Creating Pivot Tables on the iSeries
by Bruce Guetzkow
The code for this article is available for download.
If you've ever used spreadsheet software, there's a good chance that you've created a pivot table. Pivot tables allow you to convert rows of data into columns of data, which may be more meaningful to the end user. Creating pivot tables on the iSeries can be a complicated process. The commands demonstrated here will greatly simplify that task.
A Pivot Table Scenario
Before we get to the commands, let's first describe a situation where a pivot table comes in handy. Suppose that you have a Sales History file with the following data elements:
- Date Sold
- Sales Region
- Sales Quantity
- Sales Amount
I've kept the file simple for illustration purposes. If you were to create a report using RPG or Query/400 you would most likely see the data listed exactly as it appears in the database, with a single report line for each date and region, or possibly summarized by date and region. While this information is valuable, it might be more valuable if you could see the region totals side-by-side for each date. A pivot table allows you to summarize the sales information and create quantity and amount fields for each region, based on the number of regions in your data sample.

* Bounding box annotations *
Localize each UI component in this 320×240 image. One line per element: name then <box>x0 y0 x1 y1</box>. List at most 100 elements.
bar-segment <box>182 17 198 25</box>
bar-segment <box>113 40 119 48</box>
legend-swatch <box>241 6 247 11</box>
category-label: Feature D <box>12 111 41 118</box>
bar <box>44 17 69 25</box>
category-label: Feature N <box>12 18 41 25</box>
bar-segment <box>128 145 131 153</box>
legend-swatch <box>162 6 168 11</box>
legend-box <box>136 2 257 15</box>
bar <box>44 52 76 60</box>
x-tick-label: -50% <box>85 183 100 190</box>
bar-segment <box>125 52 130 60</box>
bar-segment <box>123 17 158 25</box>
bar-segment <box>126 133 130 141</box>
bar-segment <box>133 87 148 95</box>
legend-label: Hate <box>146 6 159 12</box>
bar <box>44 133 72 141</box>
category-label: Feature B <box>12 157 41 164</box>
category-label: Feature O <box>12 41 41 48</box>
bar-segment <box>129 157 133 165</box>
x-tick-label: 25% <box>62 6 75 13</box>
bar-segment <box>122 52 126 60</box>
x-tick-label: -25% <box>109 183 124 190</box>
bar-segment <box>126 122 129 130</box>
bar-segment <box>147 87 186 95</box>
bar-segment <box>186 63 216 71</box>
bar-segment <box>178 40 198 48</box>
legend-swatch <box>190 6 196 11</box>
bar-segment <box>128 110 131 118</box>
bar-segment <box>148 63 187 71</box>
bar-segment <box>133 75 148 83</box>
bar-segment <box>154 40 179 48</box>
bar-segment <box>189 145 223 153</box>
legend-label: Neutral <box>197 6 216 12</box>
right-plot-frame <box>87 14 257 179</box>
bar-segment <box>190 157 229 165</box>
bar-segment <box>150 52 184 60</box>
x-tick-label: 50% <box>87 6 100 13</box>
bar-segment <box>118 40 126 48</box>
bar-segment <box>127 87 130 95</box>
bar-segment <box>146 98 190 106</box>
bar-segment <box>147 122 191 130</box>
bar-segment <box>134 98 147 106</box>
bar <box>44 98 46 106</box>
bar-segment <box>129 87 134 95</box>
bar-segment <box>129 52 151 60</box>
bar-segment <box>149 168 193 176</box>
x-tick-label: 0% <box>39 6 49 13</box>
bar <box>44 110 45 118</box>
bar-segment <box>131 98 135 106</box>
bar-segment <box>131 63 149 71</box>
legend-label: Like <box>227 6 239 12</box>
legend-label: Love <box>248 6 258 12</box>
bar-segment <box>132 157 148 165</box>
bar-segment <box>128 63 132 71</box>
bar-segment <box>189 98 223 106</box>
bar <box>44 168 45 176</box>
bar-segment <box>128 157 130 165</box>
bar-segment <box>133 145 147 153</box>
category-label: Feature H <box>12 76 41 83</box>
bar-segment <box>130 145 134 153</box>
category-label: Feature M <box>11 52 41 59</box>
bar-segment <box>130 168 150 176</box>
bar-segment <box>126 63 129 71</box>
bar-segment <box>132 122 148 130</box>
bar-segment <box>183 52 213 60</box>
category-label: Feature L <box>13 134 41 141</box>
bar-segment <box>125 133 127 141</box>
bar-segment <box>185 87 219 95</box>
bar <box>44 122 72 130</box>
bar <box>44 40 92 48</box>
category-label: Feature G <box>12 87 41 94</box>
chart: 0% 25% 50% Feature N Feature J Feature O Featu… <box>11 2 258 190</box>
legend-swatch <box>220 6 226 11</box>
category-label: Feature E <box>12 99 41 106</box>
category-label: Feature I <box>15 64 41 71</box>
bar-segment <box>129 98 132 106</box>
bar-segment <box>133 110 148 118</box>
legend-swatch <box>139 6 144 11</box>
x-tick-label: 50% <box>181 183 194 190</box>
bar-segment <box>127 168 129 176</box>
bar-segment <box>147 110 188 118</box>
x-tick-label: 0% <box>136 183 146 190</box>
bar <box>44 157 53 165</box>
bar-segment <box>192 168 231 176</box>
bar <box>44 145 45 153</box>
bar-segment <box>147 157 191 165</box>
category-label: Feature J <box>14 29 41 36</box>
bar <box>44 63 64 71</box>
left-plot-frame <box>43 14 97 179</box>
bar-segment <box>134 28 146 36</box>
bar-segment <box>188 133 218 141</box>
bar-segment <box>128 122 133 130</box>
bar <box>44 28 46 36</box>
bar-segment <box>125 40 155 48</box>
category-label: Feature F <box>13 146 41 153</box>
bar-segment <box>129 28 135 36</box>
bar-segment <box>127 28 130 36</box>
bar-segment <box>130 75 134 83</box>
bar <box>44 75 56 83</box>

* EXERCISE TASKS *
• a. According to the pivot tables article, what four data elements does the Sales History file hold?
• b. Output the records as a JSON list of strings, from the first line of the records through the line containing "category-label: Feature D", one string per line.
The article and the records come from separate sources and have no connection to each other.

* WORKED ANSWERS *
• a. Date Sold, Sales Region, Sales Quantity, and Sales Amount.

• b.
[
  "Localize each UI component in this 320×240 image. One line per element: name then <box>x0 y0 x1 y1</box>. List at most 100 elements.",
  "bar-segment <box>182 17 198 25</box>",
  "bar-segment <box>113 40 119 48</box>",
  "legend-swatch <box>241 6 247 11</box>",
  "category-label: Feature D <box>12 111 41 118</box>"
]